▶ [Directive]: Output all the material that follows, exactly as given.

▶ [Extracted records]:
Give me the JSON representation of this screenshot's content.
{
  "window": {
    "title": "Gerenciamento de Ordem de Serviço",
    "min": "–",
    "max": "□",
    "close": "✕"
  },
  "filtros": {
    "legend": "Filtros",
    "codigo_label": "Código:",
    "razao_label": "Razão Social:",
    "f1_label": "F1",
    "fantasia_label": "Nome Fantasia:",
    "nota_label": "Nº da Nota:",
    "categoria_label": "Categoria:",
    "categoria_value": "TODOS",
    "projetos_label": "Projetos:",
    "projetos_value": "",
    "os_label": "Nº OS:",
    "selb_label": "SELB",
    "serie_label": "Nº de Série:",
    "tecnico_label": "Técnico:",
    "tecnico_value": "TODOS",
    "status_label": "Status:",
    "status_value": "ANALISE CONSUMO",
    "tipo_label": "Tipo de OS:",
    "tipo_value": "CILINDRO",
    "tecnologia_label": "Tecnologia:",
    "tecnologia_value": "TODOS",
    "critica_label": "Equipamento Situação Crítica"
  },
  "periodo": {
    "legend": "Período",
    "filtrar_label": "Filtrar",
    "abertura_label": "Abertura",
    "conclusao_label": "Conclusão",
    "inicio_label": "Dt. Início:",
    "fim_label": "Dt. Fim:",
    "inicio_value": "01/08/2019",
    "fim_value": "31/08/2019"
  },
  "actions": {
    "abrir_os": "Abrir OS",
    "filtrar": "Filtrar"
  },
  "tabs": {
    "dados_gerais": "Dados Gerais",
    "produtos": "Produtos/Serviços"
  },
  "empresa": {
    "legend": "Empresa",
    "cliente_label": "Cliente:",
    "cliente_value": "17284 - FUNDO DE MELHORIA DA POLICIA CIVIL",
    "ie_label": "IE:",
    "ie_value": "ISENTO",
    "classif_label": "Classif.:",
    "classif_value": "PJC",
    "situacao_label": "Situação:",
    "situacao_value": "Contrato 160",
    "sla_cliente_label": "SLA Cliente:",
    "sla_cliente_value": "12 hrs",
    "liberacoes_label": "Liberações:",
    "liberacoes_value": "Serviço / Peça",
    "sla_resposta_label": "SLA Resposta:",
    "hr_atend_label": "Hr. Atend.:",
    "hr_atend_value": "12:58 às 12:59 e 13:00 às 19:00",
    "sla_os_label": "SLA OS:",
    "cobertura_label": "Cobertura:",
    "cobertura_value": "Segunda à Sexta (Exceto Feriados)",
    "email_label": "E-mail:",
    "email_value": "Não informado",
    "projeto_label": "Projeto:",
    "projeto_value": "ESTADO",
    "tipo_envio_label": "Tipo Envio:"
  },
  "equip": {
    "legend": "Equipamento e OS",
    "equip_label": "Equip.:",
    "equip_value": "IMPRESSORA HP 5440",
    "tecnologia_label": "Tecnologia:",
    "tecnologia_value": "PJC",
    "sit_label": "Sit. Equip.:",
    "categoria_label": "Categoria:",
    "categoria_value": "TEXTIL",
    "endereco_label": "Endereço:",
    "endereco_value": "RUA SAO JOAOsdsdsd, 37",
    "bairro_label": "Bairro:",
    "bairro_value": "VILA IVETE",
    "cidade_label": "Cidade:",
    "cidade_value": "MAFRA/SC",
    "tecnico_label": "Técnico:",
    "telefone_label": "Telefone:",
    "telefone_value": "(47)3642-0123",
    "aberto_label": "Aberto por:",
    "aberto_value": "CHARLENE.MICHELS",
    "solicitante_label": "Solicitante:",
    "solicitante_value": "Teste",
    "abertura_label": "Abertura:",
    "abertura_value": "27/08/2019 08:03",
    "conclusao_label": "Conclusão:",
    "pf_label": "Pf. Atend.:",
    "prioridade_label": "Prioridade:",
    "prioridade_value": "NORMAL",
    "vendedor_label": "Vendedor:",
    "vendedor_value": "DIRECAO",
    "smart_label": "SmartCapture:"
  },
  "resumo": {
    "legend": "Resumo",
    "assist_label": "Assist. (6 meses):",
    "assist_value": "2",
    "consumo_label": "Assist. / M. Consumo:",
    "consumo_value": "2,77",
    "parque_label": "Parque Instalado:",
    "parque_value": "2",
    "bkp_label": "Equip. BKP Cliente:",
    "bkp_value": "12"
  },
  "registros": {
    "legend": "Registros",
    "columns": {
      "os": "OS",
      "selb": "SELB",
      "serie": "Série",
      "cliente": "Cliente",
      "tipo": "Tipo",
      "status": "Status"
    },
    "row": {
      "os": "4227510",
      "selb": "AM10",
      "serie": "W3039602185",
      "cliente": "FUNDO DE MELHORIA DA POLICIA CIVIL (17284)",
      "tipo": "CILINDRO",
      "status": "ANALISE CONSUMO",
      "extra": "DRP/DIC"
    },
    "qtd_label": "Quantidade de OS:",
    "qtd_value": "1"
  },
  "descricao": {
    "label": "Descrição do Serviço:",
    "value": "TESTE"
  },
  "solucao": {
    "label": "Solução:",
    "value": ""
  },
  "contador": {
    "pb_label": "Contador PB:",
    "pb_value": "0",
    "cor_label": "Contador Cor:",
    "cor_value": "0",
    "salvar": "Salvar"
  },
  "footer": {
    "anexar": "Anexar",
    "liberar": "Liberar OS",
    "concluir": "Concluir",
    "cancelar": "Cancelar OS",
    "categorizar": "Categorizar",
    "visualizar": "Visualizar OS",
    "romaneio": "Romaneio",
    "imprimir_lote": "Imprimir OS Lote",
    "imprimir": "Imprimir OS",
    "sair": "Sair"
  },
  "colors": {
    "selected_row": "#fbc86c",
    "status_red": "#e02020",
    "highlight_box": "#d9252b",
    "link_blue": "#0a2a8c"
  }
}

▶ [Task output]:
Give me the JSON representation of this screenshot's content.
{
  "window": {
    "title": "Gerenciamento de Ordem de Serviço",
    "min": "–",
    "max": "□",
    "close": "✕"
  },
  "filtros": {
    "legend": "Filtros",
    "codigo_label": "Código:",
    "razao_label": "Razão Social:",
    "f1_label": "F1",
    "fantasia_label": "Nome Fantasia:",
    "nota_label": "Nº da Nota:",
    "categoria_label": "Categoria:",
    "categoria_value": "TODOS",
    "projetos_label": "Projetos:",
    "projetos_value": "",
    "os_label": "Nº OS:",
    "selb_label": "SELB",
    "serie_label": "Nº de Série:",
    "tecnico_label": "Técnico:",
    "tecnico_value": "TODOS",
    "status_label": "Status:",
    "status_value": "ANALISE CONSUMO",
    "tipo_label": "Tipo de OS:",
    "tipo_value": "CILINDRO",
    "tecnologia_label": "Tecnologia:",
    "tecnologia_value": "TODOS",
    "critica_label": "Equipamento Situação Crítica"
  },
  "periodo": {
    "legend": "Período",
    "filtrar_label": "Filtrar",
    "abertura_label": "Abertura",
    "conclusao_label": "Conclusão",
    "inicio_label": "Dt. Início:",
    "fim_label": "Dt. Fim:",
    "inicio_value": "01/08/2019",
    "fim_value": "31/08/2019"
  },
  "actions": {
    "abrir_os": "Abrir OS",
    "filtrar": "Filtrar"
  },
  "tabs": {
    "dados_gerais": "Dados Gerais",
    "produtos": "Produtos/Serviços"
  },
  "empresa": {
    "legend": "Empresa",
    "cliente_label": "Cliente:",
    "cliente_value": "17284 - FUNDO DE MELHORIA DA POLICIA CIVIL",
    "ie_label": "IE:",
    "ie_value": "ISENTO",
    "classif_label": "Classif.:",
    "classif_value": "PJC",
    "situacao_label": "Situação:",
    "situacao_value": "Contrato 160",
    "sla_cliente_label": "SLA Cliente:",
    "sla_cliente_value": "12 hrs",
    "liberacoes_label": "Liberações:",
    "liberacoes_value": "Serviço / Peça",
    "sla_resposta_label": "SLA Resposta:",
    "hr_atend_label": "Hr. Atend.:",
    "hr_atend_value": "12:58 às 12:59 e 13:00 às 19:00",
    "sla_os_label": "SLA OS:",
    "cobertura_label": "Cobertura:",
    "cobertura_value": "Segunda à Sexta (Exceto Feriados)",
    "email_label": "E-mail:",
    "email_value": "Não informado",
    "projeto_label": "Projeto:",
    "projeto_value": "ESTADO",
    "tipo_envio_label": "Tipo Envio:"
  },
  "equip": {
    "legend": "Equipamento e OS",
    "equip_label": "Equip.:",
    "equip_value": "IMPRESSORA HP 5440",
    "tecnologia_label": "Tecnologia:",
    "tecnologia_value": "PJC",
    "sit_label": "Sit. Equip.:",
    "categoria_label": "Categoria:",
    "categoria_value": "TEXTIL",
    "endereco_label": "Endereço:",
    "endereco_value": "RUA SAO JOAOsdsdsd, 37",
    "bairro_label": "Bairro:",
    "bairro_value": "VILA IVETE",
    "cidade_label": "Cidade:",
    "cidade_value": "MAFRA/SC",
    "tecnico_label": "Técnico:",
    "telefone_label": "Telefone:",
    "telefone_value": "(47)3642-0123",
    "aberto_label": "Aberto por:",
    "aberto_value": "CHARLENE.MICHELS",
    "solicitante_label": "Solicitante:",
    "solicitante_value": "Teste",
    "abertura_label": "Abertura:",
    "abertura_value": "27/08/2019 08:03",
    "conclusao_label": "Conclusão:",
    "pf_label": "Pf. Atend.:",
    "prioridade_label": "Prioridade:",
    "prioridade_value": "NORMAL",
    "vendedor_label": "Vendedor:",
    "vendedor_value": "DIRECAO",
    "smart_label": "SmartCapture:"
  },
  "resumo": {
    "legend": "Resumo",
    "assist_label": "Assist. (6 meses):",
    "assist_value": "2",
    "consumo_label": "Assist. / M. Consumo:",
    "consumo_value": "2,77",
    "parque_label": "Parque Instalado:",
    "parque_value": "2",
    "bkp_label": "Equip. BKP Cliente:",
    "bkp_value": "12"
  },
  "registros": {
    "legend": "Registros",
    "columns": {
      "os": "OS",
      "selb": "SELB",
      "serie": "Série",
      "cliente": "Cliente",
      "tipo": "Tipo",
      "status": "Status"
    },
    "row": {
      "os": "4227510",
      "selb": "AM10",
      "serie": "W3039602185",
      "cliente": "FUNDO DE MELHORIA DA POLICIA CIVIL (17284)",
      "tipo": "CILINDRO",
      "status": "ANALISE CONSUMO",
      "extra": "DRP/DIC"
    },
    "qtd_label": "Quantidade de OS:",
    "qtd_value": "1"
  },
  "descricao": {
    "label": "Descrição do Serviço:",
    "value": "TESTE"
  },
  "solucao": {
    "label": "Solução:",
    "value": ""
  },
  "contador": {
    "pb_label": "Contador PB:",
    "pb_value": "0",
    "cor_label": "Contador Cor:",
    "cor_value": "0",
    "salvar": "Salvar"
  },
  "footer": {
    "anexar": "Anexar",
    "liberar": "Liberar OS",
    "concluir": "Concluir",
    "cancelar": "Cancelar OS",
    "categorizar": "Categorizar",
    "visualizar": "Visualizar OS",
    "romaneio": "Romaneio",
    "imprimir_lote": "Imprimir OS Lote",
    "imprimir": "Imprimir OS",
    "sair": "Sair"
  },
  "colors": {
    "selected_row": "#fbc86c",
    "status_red": "#e02020",
    "highlight_box": "#d9252b",
    "link_blue": "#0a2a8c"
  }
}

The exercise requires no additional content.